Tasks to complete:
1. In the engineer Lean FIRE text, what savings rate does saving $2,000 a month on a $110,000 income represent?
2. Name every kind of non-software engineer the engineer Lean FIRE text lists.
3. Pick up the engineer Lean FIRE text after its last sentence and write one more paragraph.

Exercise text:
_ _ _
Engineer Lean FIRE: Freedom at Any Income
FIRE Number
$750K
Target Retirement Age
46
Years to FIRE
18
Monthly Savings Needed
$2K
Non-software engineers — mechanical, civil, electrical, chemical — earning $90,000–$130,000 are well-positioned for Lean FIRE at 45–50. On $110,000 income saving $2,000/month (22% savings rate), the $750,000 Lean FIRE target is reached in about 18 years from age 28 — age 46. Unlike tech-level salaries requiring extreme frugality to reach Fat FIRE, the engineer's income makes Lean FIRE achievable at a moderate savings rate without significant lifestyle sacrifice.
Defense contractor and utility engineers often have defined benefit pensions alongside strong 401k matches — a Lean FIRE accelerant that many peers in tech lack. An engineer with a pension providing $25,000–$35,000/year at 52 only needs $0–$200,000 in personal savings to meet a $30,000/year Lean FIRE budget. In this case, Lean FIRE is effectively achieved through pension alone, with personal savings providing additional security.
_ _ _
Document layout analysis data
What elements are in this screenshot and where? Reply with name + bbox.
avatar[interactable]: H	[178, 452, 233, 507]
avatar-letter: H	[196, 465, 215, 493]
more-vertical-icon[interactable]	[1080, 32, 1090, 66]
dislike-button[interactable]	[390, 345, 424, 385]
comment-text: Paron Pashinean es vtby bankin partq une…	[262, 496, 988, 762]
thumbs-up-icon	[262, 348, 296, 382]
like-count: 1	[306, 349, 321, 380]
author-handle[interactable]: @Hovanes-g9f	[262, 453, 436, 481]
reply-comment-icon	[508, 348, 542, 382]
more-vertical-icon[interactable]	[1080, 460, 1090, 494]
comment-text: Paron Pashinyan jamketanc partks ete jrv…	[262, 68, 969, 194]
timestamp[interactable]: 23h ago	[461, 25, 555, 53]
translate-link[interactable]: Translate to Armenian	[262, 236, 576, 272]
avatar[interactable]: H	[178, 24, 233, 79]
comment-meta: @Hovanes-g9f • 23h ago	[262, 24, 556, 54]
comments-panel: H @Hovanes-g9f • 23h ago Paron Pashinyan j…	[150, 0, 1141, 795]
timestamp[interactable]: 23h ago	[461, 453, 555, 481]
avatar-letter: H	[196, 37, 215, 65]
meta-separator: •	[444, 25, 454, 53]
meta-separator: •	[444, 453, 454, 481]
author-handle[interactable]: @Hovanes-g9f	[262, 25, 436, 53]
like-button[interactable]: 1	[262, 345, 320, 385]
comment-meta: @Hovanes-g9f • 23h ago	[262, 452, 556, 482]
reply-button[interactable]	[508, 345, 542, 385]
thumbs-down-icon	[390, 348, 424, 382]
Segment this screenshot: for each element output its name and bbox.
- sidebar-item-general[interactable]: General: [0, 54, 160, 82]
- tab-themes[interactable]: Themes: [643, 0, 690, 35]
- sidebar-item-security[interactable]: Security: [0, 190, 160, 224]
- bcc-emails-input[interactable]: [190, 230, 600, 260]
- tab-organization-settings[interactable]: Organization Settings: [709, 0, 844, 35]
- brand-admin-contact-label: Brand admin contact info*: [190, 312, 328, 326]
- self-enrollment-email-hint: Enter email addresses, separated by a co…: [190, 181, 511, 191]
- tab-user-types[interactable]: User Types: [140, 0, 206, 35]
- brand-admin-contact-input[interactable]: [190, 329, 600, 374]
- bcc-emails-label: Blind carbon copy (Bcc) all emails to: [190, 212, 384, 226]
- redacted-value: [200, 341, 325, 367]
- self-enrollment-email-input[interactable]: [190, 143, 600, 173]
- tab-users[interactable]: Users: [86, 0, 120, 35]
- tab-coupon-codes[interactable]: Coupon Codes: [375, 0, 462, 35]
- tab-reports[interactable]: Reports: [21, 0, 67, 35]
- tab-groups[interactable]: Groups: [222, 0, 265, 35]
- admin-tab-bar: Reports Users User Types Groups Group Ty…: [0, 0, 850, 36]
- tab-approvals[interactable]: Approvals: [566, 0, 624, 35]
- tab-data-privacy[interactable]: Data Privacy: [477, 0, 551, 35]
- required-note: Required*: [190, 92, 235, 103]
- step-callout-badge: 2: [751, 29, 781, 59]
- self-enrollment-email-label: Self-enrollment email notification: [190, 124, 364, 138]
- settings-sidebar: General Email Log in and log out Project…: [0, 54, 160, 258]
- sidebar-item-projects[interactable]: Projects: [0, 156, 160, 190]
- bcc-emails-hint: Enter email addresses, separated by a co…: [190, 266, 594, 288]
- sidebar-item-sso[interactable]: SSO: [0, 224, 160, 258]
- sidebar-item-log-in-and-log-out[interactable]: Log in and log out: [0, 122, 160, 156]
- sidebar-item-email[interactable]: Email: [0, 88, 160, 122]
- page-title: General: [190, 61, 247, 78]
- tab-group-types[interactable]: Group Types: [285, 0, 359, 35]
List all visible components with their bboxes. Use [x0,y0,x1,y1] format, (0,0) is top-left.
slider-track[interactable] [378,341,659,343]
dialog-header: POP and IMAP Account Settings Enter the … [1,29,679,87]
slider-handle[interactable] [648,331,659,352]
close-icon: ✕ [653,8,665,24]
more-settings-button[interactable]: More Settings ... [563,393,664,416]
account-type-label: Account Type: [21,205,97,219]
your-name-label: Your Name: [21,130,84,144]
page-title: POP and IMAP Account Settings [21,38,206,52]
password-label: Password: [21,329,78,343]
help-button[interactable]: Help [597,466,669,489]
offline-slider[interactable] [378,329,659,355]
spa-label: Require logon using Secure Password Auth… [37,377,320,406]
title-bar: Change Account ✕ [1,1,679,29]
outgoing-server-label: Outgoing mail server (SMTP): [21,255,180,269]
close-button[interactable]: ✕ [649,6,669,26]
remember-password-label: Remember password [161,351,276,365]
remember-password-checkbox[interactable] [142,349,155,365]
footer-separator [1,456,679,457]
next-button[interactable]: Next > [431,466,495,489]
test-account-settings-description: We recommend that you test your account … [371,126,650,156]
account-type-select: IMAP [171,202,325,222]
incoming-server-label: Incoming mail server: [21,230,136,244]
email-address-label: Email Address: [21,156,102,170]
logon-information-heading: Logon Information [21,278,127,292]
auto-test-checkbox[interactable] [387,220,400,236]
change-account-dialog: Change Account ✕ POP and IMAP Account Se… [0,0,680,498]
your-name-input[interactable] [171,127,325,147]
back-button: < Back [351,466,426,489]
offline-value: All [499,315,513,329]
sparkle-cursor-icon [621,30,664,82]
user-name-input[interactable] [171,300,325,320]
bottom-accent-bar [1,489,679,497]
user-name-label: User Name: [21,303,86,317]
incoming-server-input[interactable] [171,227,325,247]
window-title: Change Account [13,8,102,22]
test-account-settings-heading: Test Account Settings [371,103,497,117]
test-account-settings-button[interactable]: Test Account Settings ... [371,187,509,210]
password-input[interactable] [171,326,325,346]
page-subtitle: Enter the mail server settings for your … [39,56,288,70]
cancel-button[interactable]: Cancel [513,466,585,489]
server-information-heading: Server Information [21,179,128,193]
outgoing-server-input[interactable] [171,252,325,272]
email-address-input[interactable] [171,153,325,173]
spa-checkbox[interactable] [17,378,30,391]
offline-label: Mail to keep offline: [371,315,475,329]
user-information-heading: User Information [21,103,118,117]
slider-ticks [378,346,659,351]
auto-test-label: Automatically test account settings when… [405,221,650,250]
_ _ _
Solved tasks:
1. 22%

2. Mechanical, civil, electrical, chemical

3.
Geographic flexibility matters for engineers choosing Lean FIRE. Engineering firms in LCOL cities (Huntsville AL, Knoxville TN, Oklahoma City OK) offer $90,000–$110,000 salaries with costs of living 40–60% below major metros. An engineer earning $100,000 in Huntsville keeps more after-tax income (no state income tax in Alabama... Tennessee has none on wages), needs a smaller FIRE number due to lower local costs, and can accumulate $750K in 15 years on a 30% savings rate.